INSTRUCTIONS FOR THE TASK => Write out each line exactly as it stands, please.
-- START RECORDS SUPPLIED --
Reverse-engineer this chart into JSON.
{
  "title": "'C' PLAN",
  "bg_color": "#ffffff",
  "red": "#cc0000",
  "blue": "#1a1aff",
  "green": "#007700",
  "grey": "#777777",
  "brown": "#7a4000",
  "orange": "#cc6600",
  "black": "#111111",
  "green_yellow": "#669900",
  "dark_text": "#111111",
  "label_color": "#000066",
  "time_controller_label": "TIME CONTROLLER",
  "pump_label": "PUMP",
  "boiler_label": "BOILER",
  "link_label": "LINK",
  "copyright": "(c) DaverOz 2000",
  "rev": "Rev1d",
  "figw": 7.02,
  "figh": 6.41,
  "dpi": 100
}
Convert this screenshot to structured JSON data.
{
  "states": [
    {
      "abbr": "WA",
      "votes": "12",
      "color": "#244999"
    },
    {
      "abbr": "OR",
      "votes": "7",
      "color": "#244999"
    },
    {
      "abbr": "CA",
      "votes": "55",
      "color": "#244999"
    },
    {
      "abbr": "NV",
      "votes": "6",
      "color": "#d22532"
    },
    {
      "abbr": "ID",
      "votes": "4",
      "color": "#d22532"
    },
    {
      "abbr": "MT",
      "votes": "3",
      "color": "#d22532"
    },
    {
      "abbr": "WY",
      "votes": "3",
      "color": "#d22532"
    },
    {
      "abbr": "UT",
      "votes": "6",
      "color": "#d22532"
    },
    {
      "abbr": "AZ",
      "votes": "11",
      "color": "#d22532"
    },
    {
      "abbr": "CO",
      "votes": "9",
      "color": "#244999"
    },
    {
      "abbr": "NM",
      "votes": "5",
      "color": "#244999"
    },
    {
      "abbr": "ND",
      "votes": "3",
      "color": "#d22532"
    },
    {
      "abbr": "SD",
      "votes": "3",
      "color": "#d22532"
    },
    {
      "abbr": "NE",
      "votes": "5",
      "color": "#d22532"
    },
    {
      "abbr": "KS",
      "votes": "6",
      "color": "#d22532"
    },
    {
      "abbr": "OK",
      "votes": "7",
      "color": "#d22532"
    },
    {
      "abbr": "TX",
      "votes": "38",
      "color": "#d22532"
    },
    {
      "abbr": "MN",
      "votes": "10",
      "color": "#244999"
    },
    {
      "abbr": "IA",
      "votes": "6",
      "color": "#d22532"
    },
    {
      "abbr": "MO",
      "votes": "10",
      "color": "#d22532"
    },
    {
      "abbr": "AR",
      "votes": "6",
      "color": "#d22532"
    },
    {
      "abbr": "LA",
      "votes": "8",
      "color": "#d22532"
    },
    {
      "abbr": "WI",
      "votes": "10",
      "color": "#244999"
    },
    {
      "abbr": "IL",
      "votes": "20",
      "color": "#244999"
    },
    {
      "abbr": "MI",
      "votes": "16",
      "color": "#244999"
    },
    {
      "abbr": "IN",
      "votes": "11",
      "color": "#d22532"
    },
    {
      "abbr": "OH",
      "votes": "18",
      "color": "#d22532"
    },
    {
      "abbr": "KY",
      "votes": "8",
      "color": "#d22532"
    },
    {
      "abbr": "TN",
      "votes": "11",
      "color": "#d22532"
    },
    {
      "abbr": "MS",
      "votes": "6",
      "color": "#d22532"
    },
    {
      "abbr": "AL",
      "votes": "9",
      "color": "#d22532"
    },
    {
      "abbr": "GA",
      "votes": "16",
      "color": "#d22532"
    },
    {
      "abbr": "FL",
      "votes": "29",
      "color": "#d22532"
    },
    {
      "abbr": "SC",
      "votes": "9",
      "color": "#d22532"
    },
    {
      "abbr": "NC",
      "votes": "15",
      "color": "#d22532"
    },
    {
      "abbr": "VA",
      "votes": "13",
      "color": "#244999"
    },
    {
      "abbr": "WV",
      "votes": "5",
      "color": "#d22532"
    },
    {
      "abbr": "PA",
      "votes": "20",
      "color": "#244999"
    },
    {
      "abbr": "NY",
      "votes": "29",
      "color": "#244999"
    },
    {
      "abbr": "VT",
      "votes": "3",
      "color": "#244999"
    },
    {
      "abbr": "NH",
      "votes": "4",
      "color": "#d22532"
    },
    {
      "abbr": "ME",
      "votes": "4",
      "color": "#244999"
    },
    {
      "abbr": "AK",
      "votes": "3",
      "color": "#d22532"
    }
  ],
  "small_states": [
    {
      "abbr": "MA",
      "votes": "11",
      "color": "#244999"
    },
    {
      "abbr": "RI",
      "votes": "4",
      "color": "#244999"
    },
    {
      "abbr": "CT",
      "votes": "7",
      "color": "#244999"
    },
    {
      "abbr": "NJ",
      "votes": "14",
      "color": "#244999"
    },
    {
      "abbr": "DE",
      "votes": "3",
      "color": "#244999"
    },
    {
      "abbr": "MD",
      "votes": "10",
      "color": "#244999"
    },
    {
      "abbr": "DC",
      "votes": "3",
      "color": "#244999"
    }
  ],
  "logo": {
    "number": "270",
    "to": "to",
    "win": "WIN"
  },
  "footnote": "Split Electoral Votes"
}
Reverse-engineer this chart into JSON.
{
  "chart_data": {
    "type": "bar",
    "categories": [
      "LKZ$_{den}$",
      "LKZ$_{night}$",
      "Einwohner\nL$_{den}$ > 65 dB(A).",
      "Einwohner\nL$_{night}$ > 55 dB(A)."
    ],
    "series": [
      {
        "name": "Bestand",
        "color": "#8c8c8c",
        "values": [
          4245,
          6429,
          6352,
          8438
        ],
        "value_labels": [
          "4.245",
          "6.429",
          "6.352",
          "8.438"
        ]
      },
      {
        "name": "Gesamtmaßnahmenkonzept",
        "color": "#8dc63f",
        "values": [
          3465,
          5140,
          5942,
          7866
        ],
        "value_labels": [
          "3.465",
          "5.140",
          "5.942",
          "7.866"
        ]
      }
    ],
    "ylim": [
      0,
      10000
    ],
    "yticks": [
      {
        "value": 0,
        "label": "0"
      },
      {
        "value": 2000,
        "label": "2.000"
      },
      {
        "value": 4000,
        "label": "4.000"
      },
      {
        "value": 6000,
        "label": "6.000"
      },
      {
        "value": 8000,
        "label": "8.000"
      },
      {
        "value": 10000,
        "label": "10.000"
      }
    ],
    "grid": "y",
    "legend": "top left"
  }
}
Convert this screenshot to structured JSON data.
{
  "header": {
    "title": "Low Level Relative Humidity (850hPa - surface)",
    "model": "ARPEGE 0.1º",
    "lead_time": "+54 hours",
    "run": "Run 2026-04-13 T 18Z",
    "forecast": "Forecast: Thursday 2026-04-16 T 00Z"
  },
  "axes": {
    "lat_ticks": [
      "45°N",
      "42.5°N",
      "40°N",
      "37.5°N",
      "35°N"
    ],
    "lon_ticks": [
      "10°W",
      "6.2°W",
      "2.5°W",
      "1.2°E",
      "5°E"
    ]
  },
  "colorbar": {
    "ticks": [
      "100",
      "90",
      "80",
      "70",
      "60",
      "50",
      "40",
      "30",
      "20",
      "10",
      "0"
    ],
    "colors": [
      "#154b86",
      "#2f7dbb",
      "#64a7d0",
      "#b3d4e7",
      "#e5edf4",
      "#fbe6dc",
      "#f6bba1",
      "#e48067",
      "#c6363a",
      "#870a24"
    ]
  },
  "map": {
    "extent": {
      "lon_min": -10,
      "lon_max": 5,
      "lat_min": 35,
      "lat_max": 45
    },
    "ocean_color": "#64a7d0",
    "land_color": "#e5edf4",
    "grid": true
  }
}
-- END RECORDS SUPPLIED --
OUTPUT BELOW =>
Reverse-engineer this chart into JSON.
{
  "title": "'C' PLAN",
  "bg_color": "#ffffff",
  "red": "#cc0000",
  "blue": "#1a1aff",
  "green": "#007700",
  "grey": "#777777",
  "brown": "#7a4000",
  "orange": "#cc6600",
  "black": "#111111",
  "green_yellow": "#669900",
  "dark_text": "#111111",
  "label_color": "#000066",
  "time_controller_label": "TIME CONTROLLER",
  "pump_label": "PUMP",
  "boiler_label": "BOILER",
  "link_label": "LINK",
  "copyright": "(c) DaverOz 2000",
  "rev": "Rev1d",
  "figw": 7.02,
  "figh": 6.41,
  "dpi": 100
}
Convert this screenshot to structured JSON data.
{
  "states": [
    {
      "abbr": "WA",
      "votes": "12",
      "color": "#244999"
    },
    {
      "abbr": "OR",
      "votes": "7",
      "color": "#244999"
    },
    {
      "abbr": "CA",
      "votes": "55",
      "color": "#244999"
    },
    {
      "abbr": "NV",
      "votes": "6",
      "color": "#d22532"
    },
    {
      "abbr": "ID",
      "votes": "4",
      "color": "#d22532"
    },
    {
      "abbr": "MT",
      "votes": "3",
      "color": "#d22532"
    },
    {
      "abbr": "WY",
      "votes": "3",
      "color": "#d22532"
    },
    {
      "abbr": "UT",
      "votes": "6",
      "color": "#d22532"
    },
    {
      "abbr": "AZ",
      "votes": "11",
      "color": "#d22532"
    },
    {
      "abbr": "CO",
      "votes": "9",
      "color": "#244999"
    },
    {
      "abbr": "NM",
      "votes": "5",
      "color": "#244999"
    },
    {
      "abbr": "ND",
      "votes": "3",
      "color": "#d22532"
    },
    {
      "abbr": "SD",
      "votes": "3",
      "color": "#d22532"
    },
    {
      "abbr": "NE",
      "votes": "5",
      "color": "#d22532"
    },
    {
      "abbr": "KS",
      "votes": "6",
      "color": "#d22532"
    },
    {
      "abbr": "OK",
      "votes": "7",
      "color": "#d22532"
    },
    {
      "abbr": "TX",
      "votes": "38",
      "color": "#d22532"
    },
    {
      "abbr": "MN",
      "votes": "10",
      "color": "#244999"
    },
    {
      "abbr": "IA",
      "votes": "6",
      "color": "#d22532"
    },
    {
      "abbr": "MO",
      "votes": "10",
      "color": "#d22532"
    },
    {
      "abbr": "AR",
      "votes": "6",
      "color": "#d22532"
    },
    {
      "abbr": "LA",
      "votes": "8",
      "color": "#d22532"
    },
    {
      "abbr": "WI",
      "votes": "10",
      "color": "#244999"
    },
    {
      "abbr": "IL",
      "votes": "20",
      "color": "#244999"
    },
    {
      "abbr": "MI",
      "votes": "16",
      "color": "#244999"
    },
    {
      "abbr": "IN",
      "votes": "11",
      "color": "#d22532"
    },
    {
      "abbr": "OH",
      "votes": "18",
      "color": "#d22532"
    },
    {
      "abbr": "KY",
      "votes": "8",
      "color": "#d22532"
    },
    {
      "abbr": "TN",
      "votes": "11",
      "color": "#d22532"
    },
    {
      "abbr": "MS",
      "votes": "6",
      "color": "#d22532"
    },
    {
      "abbr": "AL",
      "votes": "9",
      "color": "#d22532"
    },
    {
      "abbr": "GA",
      "votes": "16",
      "color": "#d22532"
    },
    {
      "abbr": "FL",
      "votes": "29",
      "color": "#d22532"
    },
    {
      "abbr": "SC",
      "votes": "9",
      "color": "#d22532"
    },
    {
      "abbr": "NC",
      "votes": "15",
      "color": "#d22532"
    },
    {
      "abbr": "VA",
      "votes": "13",
      "color": "#244999"
    },
    {
      "abbr": "WV",
      "votes": "5",
      "color": "#d22532"
    },
    {
      "abbr": "PA",
      "votes": "20",
      "color": "#244999"
    },
    {
      "abbr": "NY",
      "votes": "29",
      "color": "#244999"
    },
    {
      "abbr": "VT",
      "votes": "3",
      "color": "#244999"
    },
    {
      "abbr": "NH",
      "votes": "4",
      "color": "#d22532"
    },
    {
      "abbr": "ME",
      "votes": "4",
      "color": "#244999"
    },
    {
      "abbr": "AK",
      "votes": "3",
      "color": "#d22532"
    }
  ],
  "small_states": [
    {
      "abbr": "MA",
      "votes": "11",
      "color": "#244999"
    },
    {
      "abbr": "RI",
      "votes": "4",
      "color": "#244999"
    },
    {
      "abbr": "CT",
      "votes": "7",
      "color": "#244999"
    },
    {
      "abbr": "NJ",
      "votes": "14",
      "color": "#244999"
    },
    {
      "abbr": "DE",
      "votes": "3",
      "color": "#244999"
    },
    {
      "abbr": "MD",
      "votes": "10",
      "color": "#244999"
    },
    {
      "abbr": "DC",
      "votes": "3",
      "color": "#244999"
    }
  ],
  "logo": {
    "number": "270",
    "to": "to",
    "win": "WIN"
  },
  "footnote": "Split Electoral Votes"
}
Reverse-engineer this chart into JSON.
{
  "chart_data": {
    "type": "bar",
    "categories": [
      "LKZ$_{den}$",
      "LKZ$_{night}$",
      "Einwohner\nL$_{den}$ > 65 dB(A).",
      "Einwohner\nL$_{night}$ > 55 dB(A)."
    ],
    "series": [
      {
        "name": "Bestand",
        "color": "#8c8c8c",
        "values": [
          4245,
          6429,
          6352,
          8438
        ],
        "value_labels": [
          "4.245",
          "6.429",
          "6.352",
          "8.438"
        ]
      },
      {
        "name": "Gesamtmaßnahmenkonzept",
        "color": "#8dc63f",
        "values": [
          3465,
          5140,
          5942,
          7866
        ],
        "value_labels": [
          "3.465",
          "5.140",
          "5.942",
          "7.866"
        ]
      }
    ],
    "ylim": [
      0,
      10000
    ],
    "yticks": [
      {
        "value": 0,
        "label": "0"
      },
      {
        "value": 2000,
        "label": "2.000"
      },
      {
        "value": 4000,
        "label": "4.000"
      },
      {
        "value": 6000,
        "label": "6.000"
      },
      {
        "value": 8000,
        "label": "8.000"
      },
      {
        "value": 10000,
        "label": "10.000"
      }
    ],
    "grid": "y",
    "legend": "top left"
  }
}
Convert this screenshot to structured JSON data.
{
  "header": {
    "title": "Low Level Relative Humidity (850hPa - surface)",
    "model": "ARPEGE 0.1º",
    "lead_time": "+54 hours",
    "run": "Run 2026-04-13 T 18Z",
    "forecast": "Forecast: Thursday 2026-04-16 T 00Z"
  },
  "axes": {
    "lat_ticks": [
      "45°N",
      "42.5°N",
      "40°N",
      "37.5°N",
      "35°N"
    ],
    "lon_ticks": [
      "10°W",
      "6.2°W",
      "2.5°W",
      "1.2°E",
      "5°E"
    ]
  },
  "colorbar": {
    "ticks": [
      "100",
      "90",
      "80",
      "70",
      "60",
      "50",
      "40",
      "30",
      "20",
      "10",
      "0"
    ],
    "colors": [
      "#154b86",
      "#2f7dbb",
      "#64a7d0",
      "#b3d4e7",
      "#e5edf4",
      "#fbe6dc",
      "#f6bba1",
      "#e48067",
      "#c6363a",
      "#870a24"
    ]
  },
  "map": {
    "extent": {
      "lon_min": -10,
      "lon_max": 5,
      "lat_min": 35,
      "lat_max": 45
    },
    "ocean_color": "#64a7d0",
    "land_color": "#e5edf4",
    "grid": true
  }
}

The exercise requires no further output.